* Stated exercise: Could you output each line of the data that follows exactly?

* Input data:
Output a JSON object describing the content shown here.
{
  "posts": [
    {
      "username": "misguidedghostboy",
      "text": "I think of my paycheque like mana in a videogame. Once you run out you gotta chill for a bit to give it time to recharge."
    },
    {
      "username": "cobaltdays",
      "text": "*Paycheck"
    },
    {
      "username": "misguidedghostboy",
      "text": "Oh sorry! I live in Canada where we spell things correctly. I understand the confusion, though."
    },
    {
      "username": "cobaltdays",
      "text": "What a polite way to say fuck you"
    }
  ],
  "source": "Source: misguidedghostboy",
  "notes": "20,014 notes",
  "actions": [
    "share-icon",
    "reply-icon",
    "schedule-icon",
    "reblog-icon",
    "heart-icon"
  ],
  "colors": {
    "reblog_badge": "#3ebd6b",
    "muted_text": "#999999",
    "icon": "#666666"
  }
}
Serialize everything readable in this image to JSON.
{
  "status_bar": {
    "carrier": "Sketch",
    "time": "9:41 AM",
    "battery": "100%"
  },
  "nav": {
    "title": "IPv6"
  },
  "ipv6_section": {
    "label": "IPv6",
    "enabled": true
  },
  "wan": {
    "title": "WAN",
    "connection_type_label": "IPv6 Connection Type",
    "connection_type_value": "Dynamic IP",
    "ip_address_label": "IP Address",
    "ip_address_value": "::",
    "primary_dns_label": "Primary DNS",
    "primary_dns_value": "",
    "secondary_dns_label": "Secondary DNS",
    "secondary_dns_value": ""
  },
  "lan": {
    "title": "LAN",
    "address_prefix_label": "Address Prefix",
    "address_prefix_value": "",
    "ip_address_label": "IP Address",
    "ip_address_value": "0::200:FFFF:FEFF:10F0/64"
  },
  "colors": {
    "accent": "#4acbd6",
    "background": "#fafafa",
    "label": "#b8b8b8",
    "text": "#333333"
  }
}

* Response to the task:
Output a JSON object describing the content shown here.
{
  "posts": [
    {
      "username": "misguidedghostboy",
      "text": "I think of my paycheque like mana in a videogame. Once you run out you gotta chill for a bit to give it time to recharge."
    },
    {
      "username": "cobaltdays",
      "text": "*Paycheck"
    },
    {
      "username": "misguidedghostboy",
      "text": "Oh sorry! I live in Canada where we spell things correctly. I understand the confusion, though."
    },
    {
      "username": "cobaltdays",
      "text": "What a polite way to say fuck you"
    }
  ],
  "source": "Source: misguidedghostboy",
  "notes": "20,014 notes",
  "actions": [
    "share-icon",
    "reply-icon",
    "schedule-icon",
    "reblog-icon",
    "heart-icon"
  ],
  "colors": {
    "reblog_badge": "#3ebd6b",
    "muted_text": "#999999",
    "icon": "#666666"
  }
}
Serialize everything readable in this image to JSON.
{
  "status_bar": {
    "carrier": "Sketch",
    "time": "9:41 AM",
    "battery": "100%"
  },
  "nav": {
    "title": "IPv6"
  },
  "ipv6_section": {
    "label": "IPv6",
    "enabled": true
  },
  "wan": {
    "title": "WAN",
    "connection_type_label": "IPv6 Connection Type",
    "connection_type_value": "Dynamic IP",
    "ip_address_label": "IP Address",
    "ip_address_value": "::",
    "primary_dns_label": "Primary DNS",
    "primary_dns_value": "",
    "secondary_dns_label": "Secondary DNS",
    "secondary_dns_value": ""
  },
  "lan": {
    "title": "LAN",
    "address_prefix_label": "Address Prefix",
    "address_prefix_value": "",
    "ip_address_label": "IP Address",
    "ip_address_value": "0::200:FFFF:FEFF:10F0/64"
  },
  "colors": {
    "accent": "#4acbd6",
    "background": "#fafafa",
    "label": "#b8b8b8",
    "text": "#333333"
  }
}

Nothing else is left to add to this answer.